REQUIREMENT ▸ Show each line of the data below that has the string "Current" in it.

Figure record extracts ▸
☆ ☆ ☆ ☆

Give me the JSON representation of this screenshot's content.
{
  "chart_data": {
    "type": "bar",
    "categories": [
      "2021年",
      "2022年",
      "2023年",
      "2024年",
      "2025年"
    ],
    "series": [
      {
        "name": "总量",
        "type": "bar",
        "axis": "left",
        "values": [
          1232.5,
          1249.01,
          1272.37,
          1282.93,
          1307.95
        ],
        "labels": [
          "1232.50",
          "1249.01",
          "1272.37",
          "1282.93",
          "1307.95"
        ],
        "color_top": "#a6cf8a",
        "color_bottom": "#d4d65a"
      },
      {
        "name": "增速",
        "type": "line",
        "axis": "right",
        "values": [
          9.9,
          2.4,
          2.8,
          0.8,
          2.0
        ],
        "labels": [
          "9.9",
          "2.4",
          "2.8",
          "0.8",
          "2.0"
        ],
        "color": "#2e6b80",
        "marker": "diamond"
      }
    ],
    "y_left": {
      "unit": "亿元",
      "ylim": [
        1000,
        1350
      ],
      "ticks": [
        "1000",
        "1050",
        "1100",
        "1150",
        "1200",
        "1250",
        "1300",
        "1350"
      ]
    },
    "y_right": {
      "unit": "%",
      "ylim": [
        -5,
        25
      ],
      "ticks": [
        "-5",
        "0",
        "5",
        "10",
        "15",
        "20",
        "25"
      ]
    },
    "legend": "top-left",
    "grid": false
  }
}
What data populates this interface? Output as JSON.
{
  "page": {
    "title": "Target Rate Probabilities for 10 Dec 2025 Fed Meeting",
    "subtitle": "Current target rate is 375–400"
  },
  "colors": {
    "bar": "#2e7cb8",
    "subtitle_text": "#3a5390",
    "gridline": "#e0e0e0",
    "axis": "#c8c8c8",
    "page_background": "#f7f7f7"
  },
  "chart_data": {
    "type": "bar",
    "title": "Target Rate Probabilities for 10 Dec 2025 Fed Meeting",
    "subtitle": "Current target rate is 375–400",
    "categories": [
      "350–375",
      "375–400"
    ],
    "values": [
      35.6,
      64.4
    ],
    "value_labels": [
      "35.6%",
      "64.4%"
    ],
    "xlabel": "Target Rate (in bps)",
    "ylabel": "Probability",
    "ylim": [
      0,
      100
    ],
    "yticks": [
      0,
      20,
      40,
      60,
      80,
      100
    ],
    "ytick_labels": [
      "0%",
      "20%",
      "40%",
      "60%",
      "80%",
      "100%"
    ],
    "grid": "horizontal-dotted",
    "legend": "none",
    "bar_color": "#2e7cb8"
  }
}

☆ ☆ ☆ ☆

OUTPUT OF THE TASK ▸
    "subtitle": "Current target rate is 375–400"
    "subtitle": "Current target rate is 375–400",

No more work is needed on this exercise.